PROBLEM
Tally the lines that hold the string "Crossover", and reply with the count alone.

PROVIDED RECORDS
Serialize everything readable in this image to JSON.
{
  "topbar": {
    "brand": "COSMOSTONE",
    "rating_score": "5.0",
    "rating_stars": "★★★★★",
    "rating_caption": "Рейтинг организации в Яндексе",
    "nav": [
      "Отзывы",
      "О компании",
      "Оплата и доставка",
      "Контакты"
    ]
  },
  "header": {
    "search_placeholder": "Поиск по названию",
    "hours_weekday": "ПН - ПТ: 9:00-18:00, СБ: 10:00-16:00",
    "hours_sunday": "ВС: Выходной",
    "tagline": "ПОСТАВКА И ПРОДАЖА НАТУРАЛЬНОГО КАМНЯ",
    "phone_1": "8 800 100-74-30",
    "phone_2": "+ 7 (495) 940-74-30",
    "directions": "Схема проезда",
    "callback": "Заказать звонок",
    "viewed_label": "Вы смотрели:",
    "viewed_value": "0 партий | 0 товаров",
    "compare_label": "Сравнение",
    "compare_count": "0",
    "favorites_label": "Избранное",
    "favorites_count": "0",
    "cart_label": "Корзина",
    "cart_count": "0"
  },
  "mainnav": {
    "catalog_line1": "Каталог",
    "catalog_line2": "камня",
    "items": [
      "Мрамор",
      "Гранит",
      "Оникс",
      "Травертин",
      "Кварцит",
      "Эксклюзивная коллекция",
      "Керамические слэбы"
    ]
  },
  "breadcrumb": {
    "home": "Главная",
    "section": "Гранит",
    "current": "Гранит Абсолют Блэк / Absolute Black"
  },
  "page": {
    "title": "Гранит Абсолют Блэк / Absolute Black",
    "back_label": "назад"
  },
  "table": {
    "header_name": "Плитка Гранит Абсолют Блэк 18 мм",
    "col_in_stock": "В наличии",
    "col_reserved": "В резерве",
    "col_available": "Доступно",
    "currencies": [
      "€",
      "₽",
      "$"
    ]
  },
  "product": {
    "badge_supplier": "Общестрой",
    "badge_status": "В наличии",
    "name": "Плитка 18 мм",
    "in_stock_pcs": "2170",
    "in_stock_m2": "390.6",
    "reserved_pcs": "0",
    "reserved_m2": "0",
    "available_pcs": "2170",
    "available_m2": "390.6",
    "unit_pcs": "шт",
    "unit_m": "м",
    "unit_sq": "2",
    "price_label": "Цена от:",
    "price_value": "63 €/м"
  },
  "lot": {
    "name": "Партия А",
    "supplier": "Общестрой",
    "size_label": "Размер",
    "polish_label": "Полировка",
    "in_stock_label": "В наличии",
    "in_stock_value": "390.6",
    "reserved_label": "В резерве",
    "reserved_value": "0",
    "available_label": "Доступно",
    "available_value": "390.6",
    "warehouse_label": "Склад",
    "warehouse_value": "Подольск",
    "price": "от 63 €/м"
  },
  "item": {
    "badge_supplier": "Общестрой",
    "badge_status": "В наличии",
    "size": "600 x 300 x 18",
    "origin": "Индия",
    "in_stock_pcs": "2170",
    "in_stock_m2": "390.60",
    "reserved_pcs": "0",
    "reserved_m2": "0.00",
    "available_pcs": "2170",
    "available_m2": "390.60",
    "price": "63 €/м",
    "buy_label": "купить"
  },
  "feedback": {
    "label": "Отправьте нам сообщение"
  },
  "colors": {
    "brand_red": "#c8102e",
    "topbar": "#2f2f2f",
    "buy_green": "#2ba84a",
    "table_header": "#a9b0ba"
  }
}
==
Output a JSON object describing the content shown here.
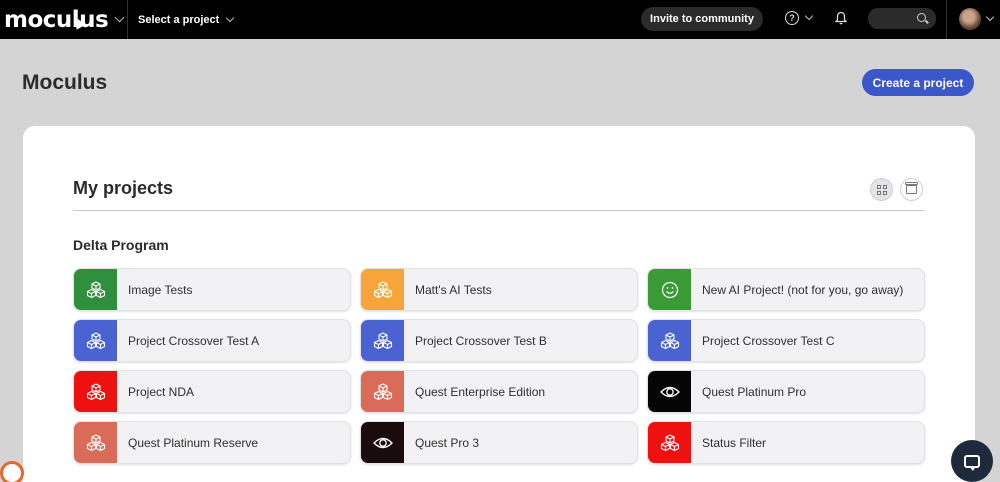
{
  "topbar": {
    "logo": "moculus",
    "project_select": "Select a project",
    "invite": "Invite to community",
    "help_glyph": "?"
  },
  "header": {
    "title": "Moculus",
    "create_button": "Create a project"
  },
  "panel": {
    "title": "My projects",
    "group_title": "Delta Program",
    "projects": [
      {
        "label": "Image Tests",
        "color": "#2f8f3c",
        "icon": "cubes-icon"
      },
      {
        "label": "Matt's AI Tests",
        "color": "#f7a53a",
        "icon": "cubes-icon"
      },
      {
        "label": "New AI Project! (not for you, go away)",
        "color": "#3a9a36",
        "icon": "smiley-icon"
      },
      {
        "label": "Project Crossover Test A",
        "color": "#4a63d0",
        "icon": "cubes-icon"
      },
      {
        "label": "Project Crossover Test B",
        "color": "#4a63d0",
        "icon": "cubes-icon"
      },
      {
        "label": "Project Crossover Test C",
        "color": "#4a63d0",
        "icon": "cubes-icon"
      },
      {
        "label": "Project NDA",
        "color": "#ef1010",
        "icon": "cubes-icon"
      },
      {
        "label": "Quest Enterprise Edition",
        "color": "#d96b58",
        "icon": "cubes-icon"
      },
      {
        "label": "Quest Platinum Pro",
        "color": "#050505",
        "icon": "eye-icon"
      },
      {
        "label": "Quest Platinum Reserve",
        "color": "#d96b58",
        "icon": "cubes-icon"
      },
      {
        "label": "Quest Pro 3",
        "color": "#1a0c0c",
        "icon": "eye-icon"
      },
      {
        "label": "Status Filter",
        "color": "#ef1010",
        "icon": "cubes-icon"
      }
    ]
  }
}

TASK SOLUTION
3